start Data supplied

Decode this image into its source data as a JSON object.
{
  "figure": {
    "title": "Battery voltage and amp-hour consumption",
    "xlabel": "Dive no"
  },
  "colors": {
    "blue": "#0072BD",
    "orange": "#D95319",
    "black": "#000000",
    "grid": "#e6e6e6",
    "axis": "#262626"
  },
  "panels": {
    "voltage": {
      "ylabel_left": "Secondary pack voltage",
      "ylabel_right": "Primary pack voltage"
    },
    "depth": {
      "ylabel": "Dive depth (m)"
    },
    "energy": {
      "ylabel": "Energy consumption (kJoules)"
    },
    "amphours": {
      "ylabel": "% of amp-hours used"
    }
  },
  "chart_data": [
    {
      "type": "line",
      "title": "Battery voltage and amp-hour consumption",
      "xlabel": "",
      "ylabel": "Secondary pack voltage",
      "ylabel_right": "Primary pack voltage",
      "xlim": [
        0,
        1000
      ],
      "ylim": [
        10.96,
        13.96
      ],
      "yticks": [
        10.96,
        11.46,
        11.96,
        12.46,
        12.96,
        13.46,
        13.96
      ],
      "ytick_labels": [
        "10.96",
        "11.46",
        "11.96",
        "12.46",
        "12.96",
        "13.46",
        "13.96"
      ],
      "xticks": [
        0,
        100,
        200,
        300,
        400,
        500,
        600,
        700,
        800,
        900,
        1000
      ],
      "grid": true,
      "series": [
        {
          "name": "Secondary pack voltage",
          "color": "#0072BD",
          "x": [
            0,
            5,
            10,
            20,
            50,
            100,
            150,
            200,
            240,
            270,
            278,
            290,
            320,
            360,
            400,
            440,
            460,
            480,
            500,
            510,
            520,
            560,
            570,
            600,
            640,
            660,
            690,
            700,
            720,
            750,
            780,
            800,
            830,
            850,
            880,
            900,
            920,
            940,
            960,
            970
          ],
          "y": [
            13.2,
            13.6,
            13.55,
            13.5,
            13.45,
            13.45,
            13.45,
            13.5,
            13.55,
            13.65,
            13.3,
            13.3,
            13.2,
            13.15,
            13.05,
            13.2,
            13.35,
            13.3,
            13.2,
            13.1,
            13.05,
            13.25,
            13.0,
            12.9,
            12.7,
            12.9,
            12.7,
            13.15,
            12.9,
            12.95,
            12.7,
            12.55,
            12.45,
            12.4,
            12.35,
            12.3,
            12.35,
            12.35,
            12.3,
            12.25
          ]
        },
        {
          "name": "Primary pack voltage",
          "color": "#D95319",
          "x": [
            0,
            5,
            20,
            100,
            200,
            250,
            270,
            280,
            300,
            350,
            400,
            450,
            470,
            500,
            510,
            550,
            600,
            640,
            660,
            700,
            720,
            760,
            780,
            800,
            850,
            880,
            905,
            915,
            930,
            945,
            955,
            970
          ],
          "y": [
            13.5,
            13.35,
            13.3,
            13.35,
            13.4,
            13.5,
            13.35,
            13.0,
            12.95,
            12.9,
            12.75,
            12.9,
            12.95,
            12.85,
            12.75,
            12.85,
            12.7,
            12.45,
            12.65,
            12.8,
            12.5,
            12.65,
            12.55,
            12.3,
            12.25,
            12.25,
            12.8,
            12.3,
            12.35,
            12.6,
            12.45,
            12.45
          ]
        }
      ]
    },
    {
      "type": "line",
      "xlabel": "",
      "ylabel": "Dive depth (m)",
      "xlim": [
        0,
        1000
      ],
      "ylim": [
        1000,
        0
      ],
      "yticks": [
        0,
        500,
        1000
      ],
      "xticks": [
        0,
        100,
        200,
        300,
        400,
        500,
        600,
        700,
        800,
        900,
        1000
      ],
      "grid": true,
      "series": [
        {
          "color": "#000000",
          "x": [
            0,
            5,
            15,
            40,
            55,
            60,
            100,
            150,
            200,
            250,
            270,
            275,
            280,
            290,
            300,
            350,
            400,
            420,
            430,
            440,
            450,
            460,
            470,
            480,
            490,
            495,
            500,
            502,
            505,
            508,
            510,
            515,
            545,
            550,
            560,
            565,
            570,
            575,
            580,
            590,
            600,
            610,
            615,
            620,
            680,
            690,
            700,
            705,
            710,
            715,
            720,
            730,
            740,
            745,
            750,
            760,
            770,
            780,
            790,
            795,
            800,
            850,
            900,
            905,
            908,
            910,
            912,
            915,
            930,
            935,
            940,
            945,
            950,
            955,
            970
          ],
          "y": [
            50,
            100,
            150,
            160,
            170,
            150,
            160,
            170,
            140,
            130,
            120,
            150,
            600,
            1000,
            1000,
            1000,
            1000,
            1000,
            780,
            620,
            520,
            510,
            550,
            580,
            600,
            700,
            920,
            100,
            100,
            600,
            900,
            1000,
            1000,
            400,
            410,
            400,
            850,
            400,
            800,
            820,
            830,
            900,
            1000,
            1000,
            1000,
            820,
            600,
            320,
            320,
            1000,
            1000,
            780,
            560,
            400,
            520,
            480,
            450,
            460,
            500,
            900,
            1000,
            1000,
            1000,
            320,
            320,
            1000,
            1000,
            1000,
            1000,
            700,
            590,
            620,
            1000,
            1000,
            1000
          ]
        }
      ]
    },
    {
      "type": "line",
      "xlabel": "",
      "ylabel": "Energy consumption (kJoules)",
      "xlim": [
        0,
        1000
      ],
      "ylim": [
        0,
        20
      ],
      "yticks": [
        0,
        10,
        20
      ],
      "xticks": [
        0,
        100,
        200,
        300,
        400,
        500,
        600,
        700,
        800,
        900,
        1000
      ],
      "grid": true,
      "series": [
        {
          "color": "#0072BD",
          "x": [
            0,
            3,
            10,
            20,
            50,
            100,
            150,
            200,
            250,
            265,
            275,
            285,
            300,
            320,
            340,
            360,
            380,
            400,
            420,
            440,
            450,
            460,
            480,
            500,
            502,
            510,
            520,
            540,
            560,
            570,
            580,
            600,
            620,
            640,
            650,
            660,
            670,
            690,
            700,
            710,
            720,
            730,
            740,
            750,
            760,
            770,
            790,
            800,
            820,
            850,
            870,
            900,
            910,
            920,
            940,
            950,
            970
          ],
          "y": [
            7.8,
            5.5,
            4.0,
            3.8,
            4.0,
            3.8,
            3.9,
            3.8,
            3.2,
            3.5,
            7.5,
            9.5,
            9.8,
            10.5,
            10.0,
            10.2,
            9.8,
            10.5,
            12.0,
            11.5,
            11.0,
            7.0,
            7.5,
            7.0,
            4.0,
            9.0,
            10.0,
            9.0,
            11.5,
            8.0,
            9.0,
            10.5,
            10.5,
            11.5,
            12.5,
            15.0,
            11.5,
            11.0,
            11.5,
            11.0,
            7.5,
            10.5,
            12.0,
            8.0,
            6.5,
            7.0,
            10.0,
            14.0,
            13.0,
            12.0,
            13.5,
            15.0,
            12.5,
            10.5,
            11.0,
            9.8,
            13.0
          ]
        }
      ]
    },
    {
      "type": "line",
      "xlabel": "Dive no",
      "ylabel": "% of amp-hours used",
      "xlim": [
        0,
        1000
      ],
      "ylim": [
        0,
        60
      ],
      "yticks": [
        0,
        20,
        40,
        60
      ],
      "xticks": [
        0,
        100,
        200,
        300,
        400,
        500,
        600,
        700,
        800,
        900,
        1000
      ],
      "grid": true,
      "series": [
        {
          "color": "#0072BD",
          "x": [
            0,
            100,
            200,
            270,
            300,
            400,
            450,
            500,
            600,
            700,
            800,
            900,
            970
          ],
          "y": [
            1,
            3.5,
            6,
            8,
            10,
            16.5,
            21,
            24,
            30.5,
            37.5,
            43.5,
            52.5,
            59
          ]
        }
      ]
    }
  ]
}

end Data supplied

Extract the complete data, matching each line exactly.

Decode this image into its source data as a JSON object.
{
  "figure": {
    "title": "Battery voltage and amp-hour consumption",
    "xlabel": "Dive no"
  },
  "colors": {
    "blue": "#0072BD",
    "orange": "#D95319",
    "black": "#000000",
    "grid": "#e6e6e6",
    "axis": "#262626"
  },
  "panels": {
    "voltage": {
      "ylabel_left": "Secondary pack voltage",
      "ylabel_right": "Primary pack voltage"
    },
    "depth": {
      "ylabel": "Dive depth (m)"
    },
    "energy": {
      "ylabel": "Energy consumption (kJoules)"
    },
    "amphours": {
      "ylabel": "% of amp-hours used"
    }
  },
  "chart_data": [
    {
      "type": "line",
      "title": "Battery voltage and amp-hour consumption",
      "xlabel": "",
      "ylabel": "Secondary pack voltage",
      "ylabel_right": "Primary pack voltage",
      "xlim": [
        0,
        1000
      ],
      "ylim": [
        10.96,
        13.96
      ],
      "yticks": [
        10.96,
        11.46,
        11.96,
        12.46,
        12.96,
        13.46,
        13.96
      ],
      "ytick_labels": [
        "10.96",
        "11.46",
        "11.96",
        "12.46",
        "12.96",
        "13.46",
        "13.96"
      ],
      "xticks": [
        0,
        100,
        200,
        300,
        400,
        500,
        600,
        700,
        800,
        900,
        1000
      ],
      "grid": true,
      "series": [
        {
          "name": "Secondary pack voltage",
          "color": "#0072BD",
          "x": [
            0,
            5,
            10,
            20,
            50,
            100,
            150,
            200,
            240,
            270,
            278,
            290,
            320,
            360,
            400,
            440,
            460,
            480,
            500,
            510,
            520,
            560,
            570,
            600,
            640,
            660,
            690,
            700,
            720,
            750,
            780,
            800,
            830,
            850,
            880,
            900,
            920,
            940,
            960,
            970
          ],
          "y": [
            13.2,
            13.6,
            13.55,
            13.5,
            13.45,
            13.45,
            13.45,
            13.5,
            13.55,
            13.65,
            13.3,
            13.3,
            13.2,
            13.15,
            13.05,
            13.2,
            13.35,
            13.3,
            13.2,
            13.1,
            13.05,
            13.25,
            13.0,
            12.9,
            12.7,
            12.9,
            12.7,
            13.15,
            12.9,
            12.95,
            12.7,
            12.55,
            12.45,
            12.4,
            12.35,
            12.3,
            12.35,
            12.35,
            12.3,
            12.25
          ]
        },
        {
          "name": "Primary pack voltage",
          "color": "#D95319",
          "x": [
            0,
            5,
            20,
            100,
            200,
            250,
            270,
            280,
            300,
            350,
            400,
            450,
            470,
            500,
            510,
            550,
            600,
            640,
            660,
            700,
            720,
            760,
            780,
            800,
            850,
            880,
            905,
            915,
            930,
            945,
            955,
            970
          ],
          "y": [
            13.5,
            13.35,
            13.3,
            13.35,
            13.4,
            13.5,
            13.35,
            13.0,
            12.95,
            12.9,
            12.75,
            12.9,
            12.95,
            12.85,
            12.75,
            12.85,
            12.7,
            12.45,
            12.65,
            12.8,
            12.5,
            12.65,
            12.55,
            12.3,
            12.25,
            12.25,
            12.8,
            12.3,
            12.35,
            12.6,
            12.45,
            12.45
          ]
        }
      ]
    },
    {
      "type": "line",
      "xlabel": "",
      "ylabel": "Dive depth (m)",
      "xlim": [
        0,
        1000
      ],
      "ylim": [
        1000,
        0
      ],
      "yticks": [
        0,
        500,
        1000
      ],
      "xticks": [
        0,
        100,
        200,
        300,
        400,
        500,
        600,
        700,
        800,
        900,
        1000
      ],
      "grid": true,
      "series": [
        {
          "color": "#000000",
          "x": [
            0,
            5,
            15,
            40,
            55,
            60,
            100,
            150,
            200,
            250,
            270,
            275,
            280,
            290,
            300,
            350,
            400,
            420,
            430,
            440,
            450,
            460,
            470,
            480,
            490,
            495,
            500,
            502,
            505,
            508,
            510,
            515,
            545,
            550,
            560,
            565,
            570,
            575,
            580,
            590,
            600,
            610,
            615,
            620,
            680,
            690,
            700,
            705,
            710,
            715,
            720,
            730,
            740,
            745,
            750,
            760,
            770,
            780,
            790,
            795,
            800,
            850,
            900,
            905,
            908,
            910,
            912,
            915,
            930,
            935,
            940,
            945,
            950,
            955,
            970
          ],
          "y": [
            50,
            100,
            150,
            160,
            170,
            150,
            160,
            170,
            140,
            130,
            120,
            150,
            600,
            1000,
            1000,
            1000,
            1000,
            1000,
            780,
            620,
            520,
            510,
            550,
            580,
            600,
            700,
            920,
            100,
            100,
            600,
            900,
            1000,
            1000,
            400,
            410,
            400,
            850,
            400,
            800,
            820,
            830,
            900,
            1000,
            1000,
            1000,
            820,
            600,
            320,
            320,
            1000,
            1000,
            780,
            560,
            400,
            520,
            480,
            450,
            460,
            500,
            900,
            1000,
            1000,
            1000,
            320,
            320,
            1000,
            1000,
            1000,
            1000,
            700,
            590,
            620,
            1000,
            1000,
            1000
          ]
        }
      ]
    },
    {
      "type": "line",
      "xlabel": "",
      "ylabel": "Energy consumption (kJoules)",
      "xlim": [
        0,
        1000
      ],
      "ylim": [
        0,
        20
      ],
      "yticks": [
        0,
        10,
        20
      ],
      "xticks": [
        0,
        100,
        200,
        300,
        400,
        500,
        600,
        700,
        800,
        900,
        1000
      ],
      "grid": true,
      "series": [
        {
          "color": "#0072BD",
          "x": [
            0,
            3,
            10,
            20,
            50,
            100,
            150,
            200,
            250,
            265,
            275,
            285,
            300,
            320,
            340,
            360,
            380,
            400,
            420,
            440,
            450,
            460,
            480,
            500,
            502,
            510,
            520,
            540,
            560,
            570,
            580,
            600,
            620,
            640,
            650,
            660,
            670,
            690,
            700,
            710,
            720,
            730,
            740,
            750,
            760,
            770,
            790,
            800,
            820,
            850,
            870,
            900,
            910,
            920,
            940,
            950,
            970
          ],
          "y": [
            7.8,
            5.5,
            4.0,
            3.8,
            4.0,
            3.8,
            3.9,
            3.8,
            3.2,
            3.5,
            7.5,
            9.5,
            9.8,
            10.5,
            10.0,
            10.2,
            9.8,
            10.5,
            12.0,
            11.5,
            11.0,
            7.0,
            7.5,
            7.0,
            4.0,
            9.0,
            10.0,
            9.0,
            11.5,
            8.0,
            9.0,
            10.5,
            10.5,
            11.5,
            12.5,
            15.0,
            11.5,
            11.0,
            11.5,
            11.0,
            7.5,
            10.5,
            12.0,
            8.0,
            6.5,
            7.0,
            10.0,
            14.0,
            13.0,
            12.0,
            13.5,
            15.0,
            12.5,
            10.5,
            11.0,
            9.8,
            13.0
          ]
        }
      ]
    },
    {
      "type": "line",
      "xlabel": "Dive no",
      "ylabel": "% of amp-hours used",
      "xlim": [
        0,
        1000
      ],
      "ylim": [
        0,
        60
      ],
      "yticks": [
        0,
        20,
        40,
        60
      ],
      "xticks": [
        0,
        100,
        200,
        300,
        400,
        500,
        600,
        700,
        800,
        900,
        1000
      ],
      "grid": true,
      "series": [
        {
          "color": "#0072BD",
          "x": [
            0,
            100,
            200,
            270,
            300,
            400,
            450,
            500,
            600,
            700,
            800,
            900,
            970
          ],
          "y": [
            1,
            3.5,
            6,
            8,
            10,
            16.5,
            21,
            24,
            30.5,
            37.5,
            43.5,
            52.5,
            59
          ]
        }
      ]
    }
  ]
}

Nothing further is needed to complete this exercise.